- [Page extract]
-- BEGIN --

There are several things to be detangled from the ABC board's dismissal of Michelle Guthrie as managing director, and the subsequent resignation of the chair Justin Milne.

First, Michelle Guthrie is not the ABC. The role of managing director is a role among many within the organisation, albeit one distinctly loaded with expectation and responsibility. It is the prerogative of the board to make decisions on executive appointments. Under certain circumstances, a decision to terminate can be read as protective of the institution rather than diminution of it.

Second, it cannot pass notice that internal dissatisfaction over the way Guthrie handled her role had become significant. Grievances reportedly include her Silicon Valley-style management, received as demoralising within public broadcasting culture; her trips to Singapore, which raised questions about commitment; persistent uncertainty over budget priorities, which was affecting staffing and production; and her failure to shield the ABC from political/ideological agendas.

-- END --

- [Your instructions] In the commentary on the ABC leadership changes, whose prerogative does the text say it is to make decisions on executive appointments? The data that follow have no connection to the text.

- [Extracted material]
-- BEGIN --

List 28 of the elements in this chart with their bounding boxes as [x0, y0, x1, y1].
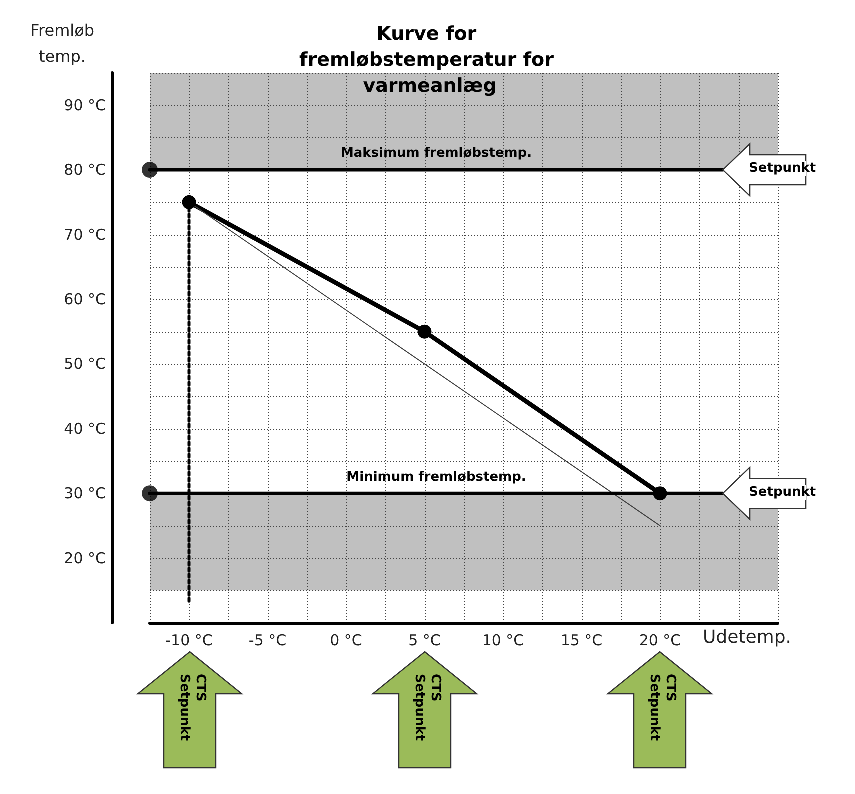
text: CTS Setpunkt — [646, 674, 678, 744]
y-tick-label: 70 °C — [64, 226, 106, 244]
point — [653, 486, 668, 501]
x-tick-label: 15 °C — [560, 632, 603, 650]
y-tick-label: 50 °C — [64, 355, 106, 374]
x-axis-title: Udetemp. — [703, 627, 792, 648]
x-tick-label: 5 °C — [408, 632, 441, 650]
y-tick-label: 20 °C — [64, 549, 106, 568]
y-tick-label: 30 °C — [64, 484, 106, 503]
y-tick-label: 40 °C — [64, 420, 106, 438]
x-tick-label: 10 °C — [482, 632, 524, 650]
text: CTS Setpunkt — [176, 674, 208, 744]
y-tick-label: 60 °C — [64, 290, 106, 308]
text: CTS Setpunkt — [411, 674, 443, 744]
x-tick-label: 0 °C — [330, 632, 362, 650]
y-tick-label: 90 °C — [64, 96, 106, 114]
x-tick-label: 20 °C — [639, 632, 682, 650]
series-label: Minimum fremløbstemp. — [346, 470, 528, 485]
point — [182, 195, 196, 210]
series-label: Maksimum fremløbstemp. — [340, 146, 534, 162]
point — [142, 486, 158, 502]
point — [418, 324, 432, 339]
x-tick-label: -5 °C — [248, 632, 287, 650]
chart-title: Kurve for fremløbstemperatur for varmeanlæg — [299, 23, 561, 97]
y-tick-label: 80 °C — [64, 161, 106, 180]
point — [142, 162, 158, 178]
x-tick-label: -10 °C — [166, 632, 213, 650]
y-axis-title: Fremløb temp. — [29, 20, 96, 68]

-- END --
-- BEGIN --

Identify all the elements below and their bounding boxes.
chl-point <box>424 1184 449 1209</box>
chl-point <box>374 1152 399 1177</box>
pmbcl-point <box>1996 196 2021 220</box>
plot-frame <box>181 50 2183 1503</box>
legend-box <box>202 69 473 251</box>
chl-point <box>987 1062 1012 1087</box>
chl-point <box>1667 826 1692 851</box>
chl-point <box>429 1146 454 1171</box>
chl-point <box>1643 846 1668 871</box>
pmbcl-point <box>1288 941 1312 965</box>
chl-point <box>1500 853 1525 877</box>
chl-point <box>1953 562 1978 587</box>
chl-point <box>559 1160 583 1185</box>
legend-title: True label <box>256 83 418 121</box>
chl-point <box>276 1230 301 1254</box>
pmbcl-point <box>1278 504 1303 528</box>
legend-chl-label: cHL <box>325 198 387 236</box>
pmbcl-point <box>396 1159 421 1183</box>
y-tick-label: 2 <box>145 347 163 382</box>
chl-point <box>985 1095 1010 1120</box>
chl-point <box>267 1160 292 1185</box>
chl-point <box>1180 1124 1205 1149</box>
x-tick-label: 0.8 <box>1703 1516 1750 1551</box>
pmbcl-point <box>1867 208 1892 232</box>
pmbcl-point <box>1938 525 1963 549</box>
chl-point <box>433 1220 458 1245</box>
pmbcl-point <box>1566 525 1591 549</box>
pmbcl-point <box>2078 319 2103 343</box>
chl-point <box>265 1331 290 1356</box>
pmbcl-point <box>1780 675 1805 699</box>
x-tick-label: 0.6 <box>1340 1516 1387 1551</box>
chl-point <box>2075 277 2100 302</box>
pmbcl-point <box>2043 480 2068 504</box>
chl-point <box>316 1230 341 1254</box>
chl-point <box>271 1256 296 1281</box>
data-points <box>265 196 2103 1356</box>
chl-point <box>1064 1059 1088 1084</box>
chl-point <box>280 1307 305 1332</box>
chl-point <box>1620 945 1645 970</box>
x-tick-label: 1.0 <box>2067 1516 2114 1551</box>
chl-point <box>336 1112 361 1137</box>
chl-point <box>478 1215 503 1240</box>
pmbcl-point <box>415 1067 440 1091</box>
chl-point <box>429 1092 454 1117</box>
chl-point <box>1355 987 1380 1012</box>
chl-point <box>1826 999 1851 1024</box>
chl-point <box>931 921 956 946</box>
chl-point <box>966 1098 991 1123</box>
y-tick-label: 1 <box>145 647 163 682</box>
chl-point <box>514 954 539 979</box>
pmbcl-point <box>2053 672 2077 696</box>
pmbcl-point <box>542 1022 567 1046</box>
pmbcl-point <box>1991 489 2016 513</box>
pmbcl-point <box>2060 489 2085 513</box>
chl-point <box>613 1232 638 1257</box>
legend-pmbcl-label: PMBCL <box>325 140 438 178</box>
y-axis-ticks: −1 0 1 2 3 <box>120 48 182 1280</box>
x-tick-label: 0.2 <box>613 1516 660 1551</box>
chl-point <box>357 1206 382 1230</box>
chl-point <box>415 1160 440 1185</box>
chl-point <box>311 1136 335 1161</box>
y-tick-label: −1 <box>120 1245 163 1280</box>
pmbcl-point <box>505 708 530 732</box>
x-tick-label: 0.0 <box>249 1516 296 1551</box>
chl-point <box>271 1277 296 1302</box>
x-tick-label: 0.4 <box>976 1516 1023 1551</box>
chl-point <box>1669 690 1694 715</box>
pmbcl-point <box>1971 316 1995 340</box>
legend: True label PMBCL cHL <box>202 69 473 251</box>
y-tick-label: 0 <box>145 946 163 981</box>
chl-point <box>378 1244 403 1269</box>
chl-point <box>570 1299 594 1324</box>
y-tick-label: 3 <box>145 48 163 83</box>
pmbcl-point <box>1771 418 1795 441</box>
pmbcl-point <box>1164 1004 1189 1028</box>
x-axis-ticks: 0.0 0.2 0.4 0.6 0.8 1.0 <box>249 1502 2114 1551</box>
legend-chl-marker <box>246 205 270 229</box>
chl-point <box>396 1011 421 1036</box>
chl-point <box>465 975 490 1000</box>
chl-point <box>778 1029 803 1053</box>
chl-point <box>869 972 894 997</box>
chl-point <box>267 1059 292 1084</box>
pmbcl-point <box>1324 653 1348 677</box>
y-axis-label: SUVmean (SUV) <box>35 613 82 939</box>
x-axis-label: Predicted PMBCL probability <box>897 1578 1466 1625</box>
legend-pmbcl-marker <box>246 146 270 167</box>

-- END --

- [Solution] The board's.